- TÂCHES À RÉALISER
**A.** Dans le listing, réécrivez les lignes allant du début jusqu'à celle contenant « y-tick-label: 1022 (1051, 149, 1120, 184) », incluse, en remplaçant « panel-title » par « titre-panneau » et sans rien modifier d'autre.
**B.** Poursuivez le texte sur la criminalité des enfants à partir de sa dernière phrase.

- EXTRAIT CHOISI
● ● ●
Les auteurs de polars sont bien naïfs. À qui fera-t-on croire que les enfants sont des êtres innocents ? Dans les romans, on les place généralement en position de victimes. Il est fort rare qu'on les suspecte de méfaits, de crimes, si ce n'est pour les disculper ensuite. Ceci n'est que de la fiction, d'une trop grande candeur. En réalité, les mômes d'hier comme ceux d'aujourd'hui ont toujours été des monstres. D'infâmes salopiauds, de la graine de criminels, tous ces mineurs qu'il serait de bon aloi de protéger. Les romanciers participent à ce mythe si peu crédible de l'enfant pur.
Il suffit de lire l'ouvrage d'Annick Le Douget “Crime et justice en Bretagne” (Coop Breizh, 2011) pour revenir à la vérité. L'auteure cite “... le cas en 1824, de Marie Quéméneur, une fillette de neuf ans du Pays bigouden, coupable du meurtre de deux enfants de Plonéour, conduite sur décision de la Cour d'assises du Finistère dans une maison correctionnelle pour y être élevée jusqu'à l'âge de vingt ans. Ou encore en 1827, d'Yves Robert, jeune pâtre de dix ans, qui s'est vengé de ses maîtres en incendiant leur maison, et que la Cour d'assises de Saint-Brieuc acquitte, mais ordonne qu'il sera conduit dans une maison de correction pour y être élevé jusqu'à ses vingt ans.”
● ● ●
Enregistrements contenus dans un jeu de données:

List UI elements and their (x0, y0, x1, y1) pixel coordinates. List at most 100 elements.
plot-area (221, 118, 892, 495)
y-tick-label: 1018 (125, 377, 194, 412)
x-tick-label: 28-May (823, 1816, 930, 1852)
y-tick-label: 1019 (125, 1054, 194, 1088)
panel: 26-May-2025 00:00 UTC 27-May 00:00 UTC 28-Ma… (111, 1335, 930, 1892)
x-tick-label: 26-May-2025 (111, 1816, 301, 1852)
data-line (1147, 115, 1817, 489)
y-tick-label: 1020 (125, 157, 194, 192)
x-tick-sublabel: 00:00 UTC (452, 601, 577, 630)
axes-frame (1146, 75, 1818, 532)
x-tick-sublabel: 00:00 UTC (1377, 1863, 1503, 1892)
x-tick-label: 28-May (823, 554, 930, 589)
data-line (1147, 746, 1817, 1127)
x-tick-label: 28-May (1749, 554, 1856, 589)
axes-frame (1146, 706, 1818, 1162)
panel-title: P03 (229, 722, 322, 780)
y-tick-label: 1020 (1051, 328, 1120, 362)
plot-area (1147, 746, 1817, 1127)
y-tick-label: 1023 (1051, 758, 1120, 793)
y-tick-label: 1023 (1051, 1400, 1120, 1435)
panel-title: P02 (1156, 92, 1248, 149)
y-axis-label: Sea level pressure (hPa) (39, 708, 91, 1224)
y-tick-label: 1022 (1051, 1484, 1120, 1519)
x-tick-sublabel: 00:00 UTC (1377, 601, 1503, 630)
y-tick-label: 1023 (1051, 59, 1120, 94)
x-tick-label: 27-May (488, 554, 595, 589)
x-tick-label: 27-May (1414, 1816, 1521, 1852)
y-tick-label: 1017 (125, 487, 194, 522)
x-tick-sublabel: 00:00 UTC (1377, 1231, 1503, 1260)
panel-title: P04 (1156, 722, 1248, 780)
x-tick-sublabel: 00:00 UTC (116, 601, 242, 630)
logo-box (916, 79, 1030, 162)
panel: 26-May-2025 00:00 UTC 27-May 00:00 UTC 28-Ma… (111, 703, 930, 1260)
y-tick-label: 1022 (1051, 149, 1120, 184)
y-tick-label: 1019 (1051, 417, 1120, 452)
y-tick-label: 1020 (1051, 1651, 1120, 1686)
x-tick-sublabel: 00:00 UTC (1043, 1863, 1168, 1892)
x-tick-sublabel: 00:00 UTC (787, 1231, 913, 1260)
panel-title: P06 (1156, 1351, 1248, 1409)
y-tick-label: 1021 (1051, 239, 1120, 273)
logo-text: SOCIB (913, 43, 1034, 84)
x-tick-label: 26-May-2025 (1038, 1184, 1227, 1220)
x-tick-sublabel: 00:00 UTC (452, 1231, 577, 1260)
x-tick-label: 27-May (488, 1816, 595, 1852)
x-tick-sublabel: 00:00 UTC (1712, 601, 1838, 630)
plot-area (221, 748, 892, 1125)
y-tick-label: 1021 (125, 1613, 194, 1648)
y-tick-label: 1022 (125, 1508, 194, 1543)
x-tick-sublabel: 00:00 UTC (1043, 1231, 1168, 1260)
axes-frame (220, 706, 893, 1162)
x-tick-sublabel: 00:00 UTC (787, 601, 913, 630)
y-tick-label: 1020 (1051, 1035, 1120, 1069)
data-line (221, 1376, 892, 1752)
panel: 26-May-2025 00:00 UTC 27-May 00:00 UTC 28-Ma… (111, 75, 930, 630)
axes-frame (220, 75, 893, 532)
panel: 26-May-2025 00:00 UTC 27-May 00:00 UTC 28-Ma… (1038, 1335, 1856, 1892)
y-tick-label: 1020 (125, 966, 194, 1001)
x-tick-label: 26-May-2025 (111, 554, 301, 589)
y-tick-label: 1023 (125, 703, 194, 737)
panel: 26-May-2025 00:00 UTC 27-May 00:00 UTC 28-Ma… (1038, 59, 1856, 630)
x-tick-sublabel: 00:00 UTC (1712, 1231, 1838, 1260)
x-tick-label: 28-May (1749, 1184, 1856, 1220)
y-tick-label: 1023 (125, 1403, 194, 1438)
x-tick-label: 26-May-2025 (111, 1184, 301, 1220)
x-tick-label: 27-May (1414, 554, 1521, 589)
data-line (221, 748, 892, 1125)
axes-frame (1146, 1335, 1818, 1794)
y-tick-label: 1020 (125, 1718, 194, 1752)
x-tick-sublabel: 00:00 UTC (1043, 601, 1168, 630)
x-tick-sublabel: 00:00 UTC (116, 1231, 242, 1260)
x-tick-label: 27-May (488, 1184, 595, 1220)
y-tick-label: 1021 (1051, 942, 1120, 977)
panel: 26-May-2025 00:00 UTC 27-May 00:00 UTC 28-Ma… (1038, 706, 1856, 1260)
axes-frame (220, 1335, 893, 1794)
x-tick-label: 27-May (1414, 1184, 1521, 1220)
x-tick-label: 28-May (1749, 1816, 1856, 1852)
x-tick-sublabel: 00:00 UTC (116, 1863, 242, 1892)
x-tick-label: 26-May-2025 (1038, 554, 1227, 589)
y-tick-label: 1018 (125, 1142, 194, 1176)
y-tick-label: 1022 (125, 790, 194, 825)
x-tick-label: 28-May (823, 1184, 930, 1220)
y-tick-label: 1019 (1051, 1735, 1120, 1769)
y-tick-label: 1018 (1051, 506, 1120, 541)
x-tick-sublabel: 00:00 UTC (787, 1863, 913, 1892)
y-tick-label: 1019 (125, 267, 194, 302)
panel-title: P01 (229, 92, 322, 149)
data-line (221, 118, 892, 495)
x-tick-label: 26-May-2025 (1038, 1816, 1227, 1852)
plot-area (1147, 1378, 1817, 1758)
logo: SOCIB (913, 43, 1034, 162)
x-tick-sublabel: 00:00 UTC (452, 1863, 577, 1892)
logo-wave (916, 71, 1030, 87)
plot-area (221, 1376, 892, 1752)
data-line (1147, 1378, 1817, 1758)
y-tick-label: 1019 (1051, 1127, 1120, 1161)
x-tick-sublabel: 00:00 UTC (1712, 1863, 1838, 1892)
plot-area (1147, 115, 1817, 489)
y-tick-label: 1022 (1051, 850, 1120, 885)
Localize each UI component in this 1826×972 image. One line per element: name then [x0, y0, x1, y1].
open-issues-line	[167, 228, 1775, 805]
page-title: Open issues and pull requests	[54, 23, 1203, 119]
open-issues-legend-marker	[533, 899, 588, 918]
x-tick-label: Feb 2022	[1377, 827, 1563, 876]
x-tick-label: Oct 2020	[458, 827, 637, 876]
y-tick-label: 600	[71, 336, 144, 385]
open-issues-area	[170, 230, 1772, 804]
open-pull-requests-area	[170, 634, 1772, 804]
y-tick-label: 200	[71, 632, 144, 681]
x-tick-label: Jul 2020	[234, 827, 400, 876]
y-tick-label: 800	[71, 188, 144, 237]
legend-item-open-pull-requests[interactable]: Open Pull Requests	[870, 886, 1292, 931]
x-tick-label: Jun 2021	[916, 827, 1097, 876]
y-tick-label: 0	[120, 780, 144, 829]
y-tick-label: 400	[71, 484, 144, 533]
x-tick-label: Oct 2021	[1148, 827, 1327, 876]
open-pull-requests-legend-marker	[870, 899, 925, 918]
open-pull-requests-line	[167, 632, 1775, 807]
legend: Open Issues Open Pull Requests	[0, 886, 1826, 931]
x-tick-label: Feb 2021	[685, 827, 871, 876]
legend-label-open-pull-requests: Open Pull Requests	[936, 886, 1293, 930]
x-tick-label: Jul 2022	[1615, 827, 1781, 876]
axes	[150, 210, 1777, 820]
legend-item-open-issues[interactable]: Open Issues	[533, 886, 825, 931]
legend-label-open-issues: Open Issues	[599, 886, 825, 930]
● ● ●
- RÉSULTATS ATTENDUS
**A.**
List UI elements and their (x0, y0, x1, y1) pixel coordinates. List at most 100 elements.
plot-area (221, 118, 892, 495)
y-tick-label: 1018 (125, 377, 194, 412)
x-tick-label: 28-May (823, 1816, 930, 1852)
y-tick-label: 1019 (125, 1054, 194, 1088)
panel: 26-May-2025 00:00 UTC 27-May 00:00 UTC 28-Ma… (111, 1335, 930, 1892)
x-tick-label: 26-May-2025 (111, 1816, 301, 1852)
data-line (1147, 115, 1817, 489)
y-tick-label: 1020 (125, 157, 194, 192)
x-tick-sublabel: 00:00 UTC (452, 601, 577, 630)
axes-frame (1146, 75, 1818, 532)
x-tick-sublabel: 00:00 UTC (1377, 1863, 1503, 1892)
x-tick-label: 28-May (823, 554, 930, 589)
data-line (1147, 746, 1817, 1127)
x-tick-label: 28-May (1749, 554, 1856, 589)
axes-frame (1146, 706, 1818, 1162)
titre-panneau: P03 (229, 722, 322, 780)
y-tick-label: 1020 (1051, 328, 1120, 362)
plot-area (1147, 746, 1817, 1127)
y-tick-label: 1023 (1051, 758, 1120, 793)
y-tick-label: 1023 (1051, 1400, 1120, 1435)
titre-panneau: P02 (1156, 92, 1248, 149)
y-axis-label: Sea level pressure (hPa) (39, 708, 91, 1224)
y-tick-label: 1022 (1051, 1484, 1120, 1519)
x-tick-sublabel: 00:00 UTC (1377, 601, 1503, 630)
y-tick-label: 1023 (1051, 59, 1120, 94)
x-tick-label: 27-May (488, 554, 595, 589)
x-tick-label: 27-May (1414, 1816, 1521, 1852)
y-tick-label: 1017 (125, 487, 194, 522)
x-tick-sublabel: 00:00 UTC (1377, 1231, 1503, 1260)
titre-panneau: P04 (1156, 722, 1248, 780)
x-tick-sublabel: 00:00 UTC (116, 601, 242, 630)
logo-box (916, 79, 1030, 162)
panel: 26-May-2025 00:00 UTC 27-May 00:00 UTC 28-Ma… (111, 703, 930, 1260)
y-tick-label: 1022 (1051, 149, 1120, 184)

**B.**
En colonie pénitentiaire, voilà la solution décidée par nos aïeux pour tous les enfants malfaisants. Des établissements, certes rudes, mais qui remettaient les racailles dans le droit chemin. Quand, sous le futile prétexte de maltraitances, des jeunes détenus du bagne de Belle-Île-en-Mer se révoltèrent en 1934, le laxisme commença à s'installer. À part Giorgio Scerbanenco dans “Les enfants du massacre” (Rivages/Noir, 2011) et quelques titres de G.J.Arnaud ou de Brice Pelman, tous les mômes seraient des anges. Même George Pelecanos imagine, dans “Mauvais fils” (Seuil, 2011), la réinsertion possible pour des ados délinquants. Décidément, la plupart des auteurs de polars sont complices d'un manque de fermeté envers les enfants...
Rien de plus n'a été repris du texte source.